DO THIS
Images must not appear in your copy; reproduce every other part of the records exactly.

○ ○ ○

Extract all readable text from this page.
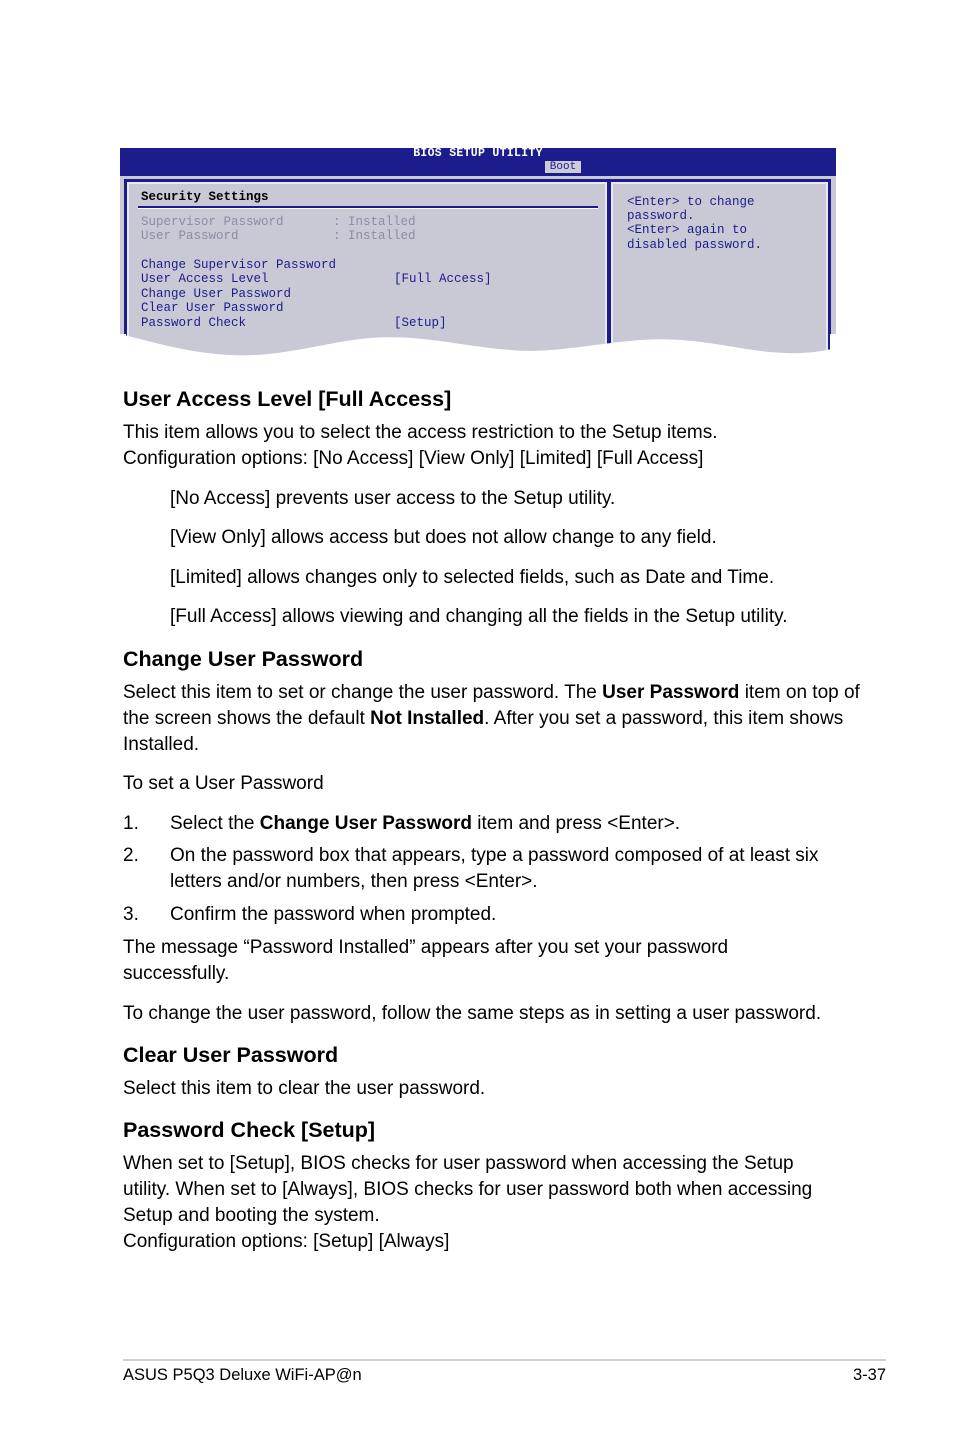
BIOS SETUP UTILITY
Boot
Security Settings
Supervisor Password	: Installed
User Password	: Installed
Change Supervisor Password
User Access Level	[Full Access]
Change User Password
Clear User Password
Password Check	[Setup]
<Enter> to change
password.
<Enter> again to
disabled password.
User Access Level [Full Access]
This item allows you to select the access restriction to the Setup items.
Configuration options: [No Access] [View Only] [Limited] [Full Access]
[No Access] prevents user access to the Setup utility.
[View Only] allows access but does not allow change to any field.
[Limited] allows changes only to selected fields, such as Date and Time.
[Full Access] allows viewing and changing all the fields in the Setup utility.
Change User Password
Select this item to set or change the user password. The User Password item on top of the screen shows the default Not Installed. After you set a password, this item shows Installed.
To set a User Password
1. Select the Change User Password item and press <Enter>.
2. On the password box that appears, type a password composed of at least six letters and/or numbers, then press <Enter>.
3. Confirm the password when prompted.
The message “Password Installed” appears after you set your password successfully.
To change the user password, follow the same steps as in setting a user password.
Clear User Password
Select this item to clear the user password.
Password Check [Setup]
When set to [Setup], BIOS checks for user password when accessing the Setup utility. When set to [Always], BIOS checks for user password both when accessing Setup and booting the system.
Configuration options: [Setup] [Always]
ASUS P5Q3 Deluxe WiFi-AP@n	3-37
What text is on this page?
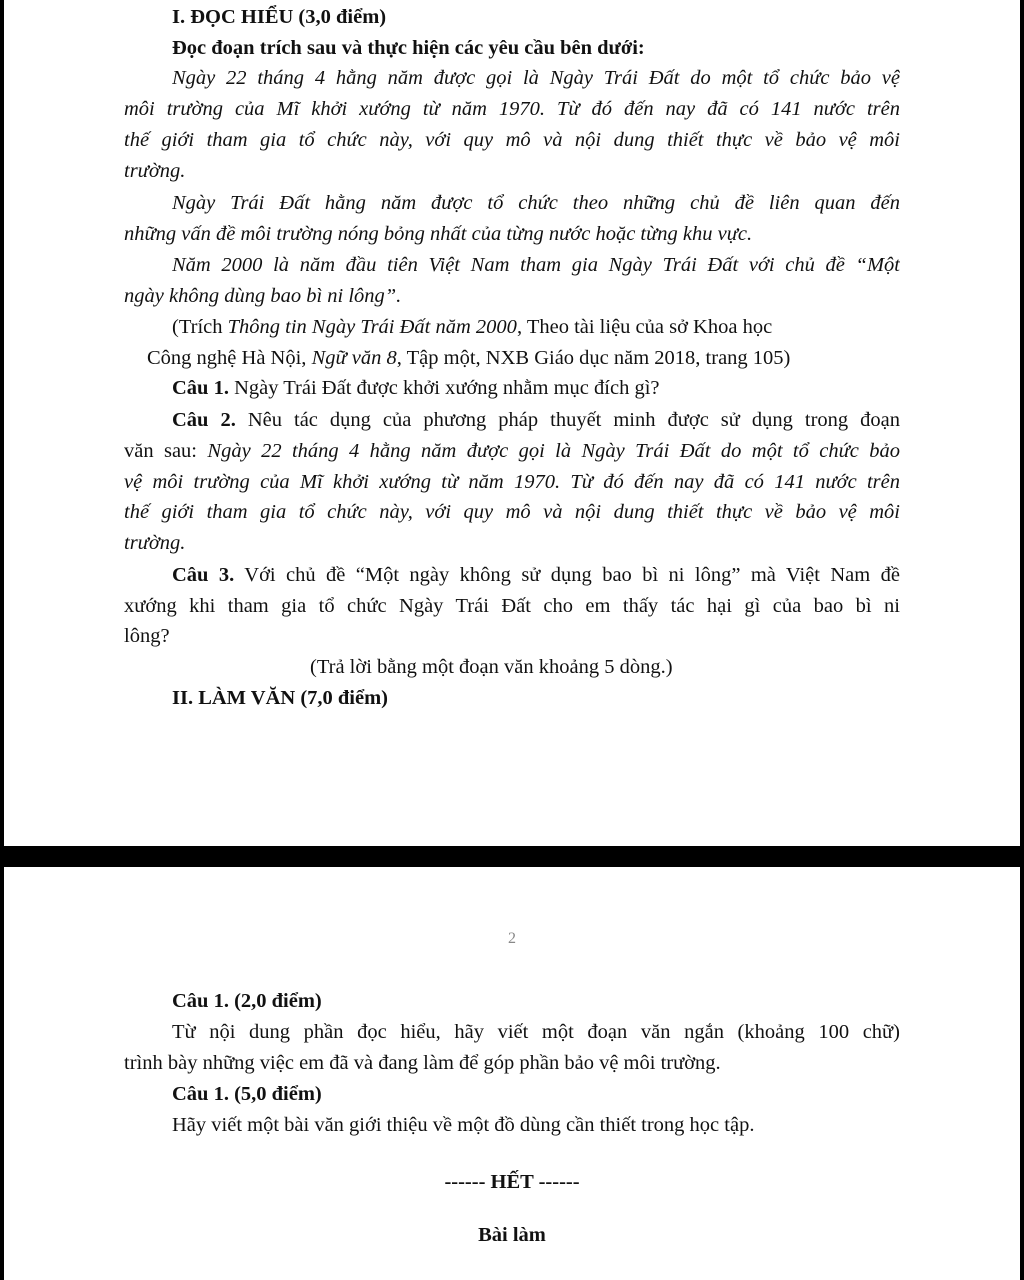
I. ĐỌC HIỂU (3,0 điểm)
Đọc đoạn trích sau và thực hiện các yêu cầu bên dưới:
Ngày 22 tháng 4 hằng năm được gọi là Ngày Trái Đất do một tổ chức bảo vệ
môi trường của Mĩ khởi xướng từ năm 1970. Từ đó đến nay đã có 141 nước trên
thế giới tham gia tổ chức này, với quy mô và nội dung thiết thực về bảo vệ môi
trường.
Ngày Trái Đất hằng năm được tổ chức theo những chủ đề liên quan đến
những vấn đề môi trường nóng bỏng nhất của từng nước hoặc từng khu vực.
Năm 2000 là năm đầu tiên Việt Nam tham gia Ngày Trái Đất với chủ đề “Một
ngày không dùng bao bì ni lông”.
(Trích Thông tin Ngày Trái Đất năm 2000, Theo tài liệu của sở Khoa học
Công nghệ Hà Nội, Ngữ văn 8, Tập một, NXB Giáo dục năm 2018, trang 105)
Câu 1. Ngày Trái Đất được khởi xướng nhằm mục đích gì?
Câu 2. Nêu tác dụng của phương pháp thuyết minh được sử dụng trong đoạn
văn sau: Ngày 22 tháng 4 hằng năm được gọi là Ngày Trái Đất do một tổ chức bảo
vệ môi trường của Mĩ khởi xướng từ năm 1970. Từ đó đến nay đã có 141 nước trên
thế giới tham gia tổ chức này, với quy mô và nội dung thiết thực về bảo vệ môi
trường.
Câu 3. Với chủ đề “Một ngày không sử dụng bao bì ni lông” mà Việt Nam đề
xướng khi tham gia tổ chức Ngày Trái Đất cho em thấy tác hại gì của bao bì ni
lông?
(Trả lời bằng một đoạn văn khoảng 5 dòng.)
II. LÀM VĂN (7,0 điểm)
2
Câu 1. (2,0 điểm)
Từ nội dung phần đọc hiểu, hãy viết một đoạn văn ngắn (khoảng 100 chữ)
trình bày những việc em đã và đang làm để góp phần bảo vệ môi trường.
Câu 1. (5,0 điểm)
Hãy viết một bài văn giới thiệu về một đồ dùng cần thiết trong học tập.
------ HẾT ------
Bài làm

○ ○ ○

WRITTEN ANSWER
Extract all readable text from this page.
BIOS SETUP UTILITY
Boot
Security Settings
Supervisor Password	: Installed
User Password	: Installed
Change Supervisor Password
User Access Level	[Full Access]
Change User Password
Clear User Password
Password Check	[Setup]
<Enter> to change
password.
<Enter> again to
disabled password.
User Access Level [Full Access]
This item allows you to select the access restriction to the Setup items.
Configuration options: [No Access] [View Only] [Limited] [Full Access]
[No Access] prevents user access to the Setup utility.
[View Only] allows access but does not allow change to any field.
[Limited] allows changes only to selected fields, such as Date and Time.
[Full Access] allows viewing and changing all the fields in the Setup utility.
Change User Password
Select this item to set or change the user password. The User Password item on top of the screen shows the default Not Installed. After you set a password, this item shows Installed.
To set a User Password
1. Select the Change User Password item and press <Enter>.
2. On the password box that appears, type a password composed of at least six letters and/or numbers, then press <Enter>.
3. Confirm the password when prompted.
The message “Password Installed” appears after you set your password successfully.
To change the user password, follow the same steps as in setting a user password.
Clear User Password
Select this item to clear the user password.
Password Check [Setup]
When set to [Setup], BIOS checks for user password when accessing the Setup utility. When set to [Always], BIOS checks for user password both when accessing Setup and booting the system.
Configuration options: [Setup] [Always]
ASUS P5Q3 Deluxe WiFi-AP@n	3-37
What text is on this page?
I. ĐỌC HIỂU (3,0 điểm)
Đọc đoạn trích sau và thực hiện các yêu cầu bên dưới:
Ngày 22 tháng 4 hằng năm được gọi là Ngày Trái Đất do một tổ chức bảo vệ
môi trường của Mĩ khởi xướng từ năm 1970. Từ đó đến nay đã có 141 nước trên
thế giới tham gia tổ chức này, với quy mô và nội dung thiết thực về bảo vệ môi
trường.
Ngày Trái Đất hằng năm được tổ chức theo những chủ đề liên quan đến
những vấn đề môi trường nóng bỏng nhất của từng nước hoặc từng khu vực.
Năm 2000 là năm đầu tiên Việt Nam tham gia Ngày Trái Đất với chủ đề “Một
ngày không dùng bao bì ni lông”.
(Trích Thông tin Ngày Trái Đất năm 2000, Theo tài liệu của sở Khoa học
Công nghệ Hà Nội, Ngữ văn 8, Tập một, NXB Giáo dục năm 2018, trang 105)
Câu 1. Ngày Trái Đất được khởi xướng nhằm mục đích gì?
Câu 2. Nêu tác dụng của phương pháp thuyết minh được sử dụng trong đoạn
văn sau: Ngày 22 tháng 4 hằng năm được gọi là Ngày Trái Đất do một tổ chức bảo
vệ môi trường của Mĩ khởi xướng từ năm 1970. Từ đó đến nay đã có 141 nước trên
thế giới tham gia tổ chức này, với quy mô và nội dung thiết thực về bảo vệ môi
trường.
Câu 3. Với chủ đề “Một ngày không sử dụng bao bì ni lông” mà Việt Nam đề
xướng khi tham gia tổ chức Ngày Trái Đất cho em thấy tác hại gì của bao bì ni
lông?
(Trả lời bằng một đoạn văn khoảng 5 dòng.)
II. LÀM VĂN (7,0 điểm)
2
Câu 1. (2,0 điểm)
Từ nội dung phần đọc hiểu, hãy viết một đoạn văn ngắn (khoảng 100 chữ)
trình bày những việc em đã và đang làm để góp phần bảo vệ môi trường.
Câu 1. (5,0 điểm)
Hãy viết một bài văn giới thiệu về một đồ dùng cần thiết trong học tập.
------ HẾT ------
Bài làm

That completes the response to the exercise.